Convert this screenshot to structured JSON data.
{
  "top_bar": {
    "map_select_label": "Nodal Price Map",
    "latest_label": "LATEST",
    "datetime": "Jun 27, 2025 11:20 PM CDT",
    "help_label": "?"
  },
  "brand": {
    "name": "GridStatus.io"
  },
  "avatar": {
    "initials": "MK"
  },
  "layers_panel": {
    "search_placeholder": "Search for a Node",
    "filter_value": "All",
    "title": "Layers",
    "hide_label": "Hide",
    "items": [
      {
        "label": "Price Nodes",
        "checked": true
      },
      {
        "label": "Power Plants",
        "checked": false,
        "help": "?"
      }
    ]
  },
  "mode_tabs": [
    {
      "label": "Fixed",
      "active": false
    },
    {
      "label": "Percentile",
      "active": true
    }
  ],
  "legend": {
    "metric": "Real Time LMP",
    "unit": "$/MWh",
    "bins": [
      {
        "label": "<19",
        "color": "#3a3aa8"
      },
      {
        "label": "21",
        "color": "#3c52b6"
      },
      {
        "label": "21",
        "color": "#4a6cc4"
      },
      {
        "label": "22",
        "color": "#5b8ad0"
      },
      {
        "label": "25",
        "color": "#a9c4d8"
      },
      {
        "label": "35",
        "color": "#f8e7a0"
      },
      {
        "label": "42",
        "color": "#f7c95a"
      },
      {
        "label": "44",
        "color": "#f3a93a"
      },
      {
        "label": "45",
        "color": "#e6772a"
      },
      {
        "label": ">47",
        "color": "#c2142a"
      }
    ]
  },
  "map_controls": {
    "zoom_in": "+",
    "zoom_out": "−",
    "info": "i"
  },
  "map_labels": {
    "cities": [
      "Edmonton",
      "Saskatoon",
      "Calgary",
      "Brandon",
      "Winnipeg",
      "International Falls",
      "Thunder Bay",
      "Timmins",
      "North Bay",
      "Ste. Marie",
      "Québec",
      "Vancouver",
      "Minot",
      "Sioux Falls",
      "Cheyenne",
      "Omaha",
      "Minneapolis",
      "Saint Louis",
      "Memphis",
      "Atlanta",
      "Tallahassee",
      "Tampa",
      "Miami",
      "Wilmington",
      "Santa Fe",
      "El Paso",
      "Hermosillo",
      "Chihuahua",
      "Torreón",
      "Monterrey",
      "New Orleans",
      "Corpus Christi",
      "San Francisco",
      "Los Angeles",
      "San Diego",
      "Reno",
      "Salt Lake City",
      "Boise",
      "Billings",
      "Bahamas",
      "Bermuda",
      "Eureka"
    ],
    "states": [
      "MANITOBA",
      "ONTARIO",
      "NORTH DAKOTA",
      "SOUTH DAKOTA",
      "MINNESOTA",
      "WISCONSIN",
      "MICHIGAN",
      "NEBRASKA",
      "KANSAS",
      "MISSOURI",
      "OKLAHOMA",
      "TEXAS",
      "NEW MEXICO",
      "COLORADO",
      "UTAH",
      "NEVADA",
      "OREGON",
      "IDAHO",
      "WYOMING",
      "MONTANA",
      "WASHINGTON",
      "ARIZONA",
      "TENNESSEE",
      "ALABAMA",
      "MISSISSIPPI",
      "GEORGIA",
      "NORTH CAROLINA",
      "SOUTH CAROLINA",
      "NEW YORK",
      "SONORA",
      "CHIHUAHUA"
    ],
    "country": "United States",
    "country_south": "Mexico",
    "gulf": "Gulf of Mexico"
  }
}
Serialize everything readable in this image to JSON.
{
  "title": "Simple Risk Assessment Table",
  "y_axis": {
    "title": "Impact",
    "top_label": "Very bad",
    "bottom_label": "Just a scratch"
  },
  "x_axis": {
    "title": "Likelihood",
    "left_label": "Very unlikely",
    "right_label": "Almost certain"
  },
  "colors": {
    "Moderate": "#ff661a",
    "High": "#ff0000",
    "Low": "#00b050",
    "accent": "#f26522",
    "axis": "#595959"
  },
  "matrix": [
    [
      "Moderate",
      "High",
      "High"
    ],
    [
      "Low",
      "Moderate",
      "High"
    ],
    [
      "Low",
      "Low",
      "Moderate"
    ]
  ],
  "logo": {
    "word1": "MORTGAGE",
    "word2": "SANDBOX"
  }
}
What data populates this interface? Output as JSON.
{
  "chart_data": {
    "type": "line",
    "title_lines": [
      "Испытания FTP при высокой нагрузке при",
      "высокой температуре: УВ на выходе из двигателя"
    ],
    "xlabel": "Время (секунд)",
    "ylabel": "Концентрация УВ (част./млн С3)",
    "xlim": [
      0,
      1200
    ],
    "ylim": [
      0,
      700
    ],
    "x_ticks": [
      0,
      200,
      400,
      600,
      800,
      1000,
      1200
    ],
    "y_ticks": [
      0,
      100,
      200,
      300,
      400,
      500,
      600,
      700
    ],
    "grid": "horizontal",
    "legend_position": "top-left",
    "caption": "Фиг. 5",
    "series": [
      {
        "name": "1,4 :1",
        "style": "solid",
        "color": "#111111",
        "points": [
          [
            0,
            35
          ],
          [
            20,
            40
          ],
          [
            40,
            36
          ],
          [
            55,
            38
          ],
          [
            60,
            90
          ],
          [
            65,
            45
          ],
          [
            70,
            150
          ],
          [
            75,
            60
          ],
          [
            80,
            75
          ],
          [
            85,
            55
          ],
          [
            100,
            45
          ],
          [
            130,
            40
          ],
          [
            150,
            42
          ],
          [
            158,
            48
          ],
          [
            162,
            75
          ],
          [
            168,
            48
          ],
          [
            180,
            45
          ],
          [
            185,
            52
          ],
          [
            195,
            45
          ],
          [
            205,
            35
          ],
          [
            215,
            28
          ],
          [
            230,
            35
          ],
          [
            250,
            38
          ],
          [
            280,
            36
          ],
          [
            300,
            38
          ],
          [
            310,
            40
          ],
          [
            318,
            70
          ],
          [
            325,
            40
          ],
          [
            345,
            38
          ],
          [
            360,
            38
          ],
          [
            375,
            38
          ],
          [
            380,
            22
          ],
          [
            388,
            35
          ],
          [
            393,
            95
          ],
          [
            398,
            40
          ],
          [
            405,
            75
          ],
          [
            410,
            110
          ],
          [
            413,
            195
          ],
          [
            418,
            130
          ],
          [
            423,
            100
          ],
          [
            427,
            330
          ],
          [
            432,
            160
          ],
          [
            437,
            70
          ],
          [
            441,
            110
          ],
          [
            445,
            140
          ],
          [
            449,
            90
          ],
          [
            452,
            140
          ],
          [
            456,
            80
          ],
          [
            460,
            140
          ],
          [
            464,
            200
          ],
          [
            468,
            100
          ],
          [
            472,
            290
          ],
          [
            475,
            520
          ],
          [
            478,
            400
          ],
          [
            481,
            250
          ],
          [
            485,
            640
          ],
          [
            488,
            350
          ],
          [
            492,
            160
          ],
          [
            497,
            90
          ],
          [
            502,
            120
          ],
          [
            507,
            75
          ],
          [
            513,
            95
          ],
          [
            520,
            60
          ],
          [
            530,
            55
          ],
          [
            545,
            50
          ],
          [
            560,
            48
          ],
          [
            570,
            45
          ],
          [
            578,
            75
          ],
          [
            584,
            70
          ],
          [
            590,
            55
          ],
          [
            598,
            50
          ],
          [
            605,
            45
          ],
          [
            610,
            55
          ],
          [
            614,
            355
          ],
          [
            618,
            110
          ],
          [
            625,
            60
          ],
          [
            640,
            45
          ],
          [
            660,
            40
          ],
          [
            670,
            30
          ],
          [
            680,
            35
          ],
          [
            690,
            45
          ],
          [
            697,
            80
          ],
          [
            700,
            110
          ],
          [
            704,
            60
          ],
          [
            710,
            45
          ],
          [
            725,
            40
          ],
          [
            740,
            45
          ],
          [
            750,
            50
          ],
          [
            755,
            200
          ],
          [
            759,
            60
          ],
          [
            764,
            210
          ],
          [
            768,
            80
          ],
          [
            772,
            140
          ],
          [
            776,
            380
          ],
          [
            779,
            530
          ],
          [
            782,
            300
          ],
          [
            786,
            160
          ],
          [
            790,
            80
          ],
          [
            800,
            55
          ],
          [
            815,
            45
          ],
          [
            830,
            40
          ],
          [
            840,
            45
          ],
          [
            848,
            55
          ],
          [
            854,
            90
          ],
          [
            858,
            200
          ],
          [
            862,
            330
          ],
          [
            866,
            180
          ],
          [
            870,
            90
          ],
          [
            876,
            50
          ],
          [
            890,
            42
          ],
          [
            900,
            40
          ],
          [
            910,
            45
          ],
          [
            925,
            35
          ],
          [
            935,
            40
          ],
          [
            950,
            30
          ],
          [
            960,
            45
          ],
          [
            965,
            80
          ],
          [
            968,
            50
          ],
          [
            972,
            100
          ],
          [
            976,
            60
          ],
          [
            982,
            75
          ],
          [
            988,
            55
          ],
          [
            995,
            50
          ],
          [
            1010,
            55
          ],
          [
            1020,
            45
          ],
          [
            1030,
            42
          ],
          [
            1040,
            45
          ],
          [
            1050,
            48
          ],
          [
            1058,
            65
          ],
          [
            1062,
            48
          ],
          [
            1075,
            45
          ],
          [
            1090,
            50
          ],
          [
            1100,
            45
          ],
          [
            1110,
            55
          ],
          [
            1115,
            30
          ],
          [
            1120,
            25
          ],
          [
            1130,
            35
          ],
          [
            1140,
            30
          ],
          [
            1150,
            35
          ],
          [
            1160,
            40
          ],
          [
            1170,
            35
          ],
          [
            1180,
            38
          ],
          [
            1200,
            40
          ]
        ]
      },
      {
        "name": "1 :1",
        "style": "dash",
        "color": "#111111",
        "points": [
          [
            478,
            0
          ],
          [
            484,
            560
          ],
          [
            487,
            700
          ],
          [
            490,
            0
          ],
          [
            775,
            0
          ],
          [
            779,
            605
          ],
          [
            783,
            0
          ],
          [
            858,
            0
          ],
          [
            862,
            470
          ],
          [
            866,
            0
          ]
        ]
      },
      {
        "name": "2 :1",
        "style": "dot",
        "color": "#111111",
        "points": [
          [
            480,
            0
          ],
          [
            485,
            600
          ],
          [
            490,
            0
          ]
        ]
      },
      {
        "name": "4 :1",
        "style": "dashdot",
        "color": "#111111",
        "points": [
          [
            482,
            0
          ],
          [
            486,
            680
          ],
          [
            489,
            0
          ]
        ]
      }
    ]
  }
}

# [Required work]
From the entries above, copy every line that holds the word "JSON".

# [Worked solution]
Convert this screenshot to structured JSON data.
Serialize everything readable in this image to JSON.
What data populates this interface? Output as JSON.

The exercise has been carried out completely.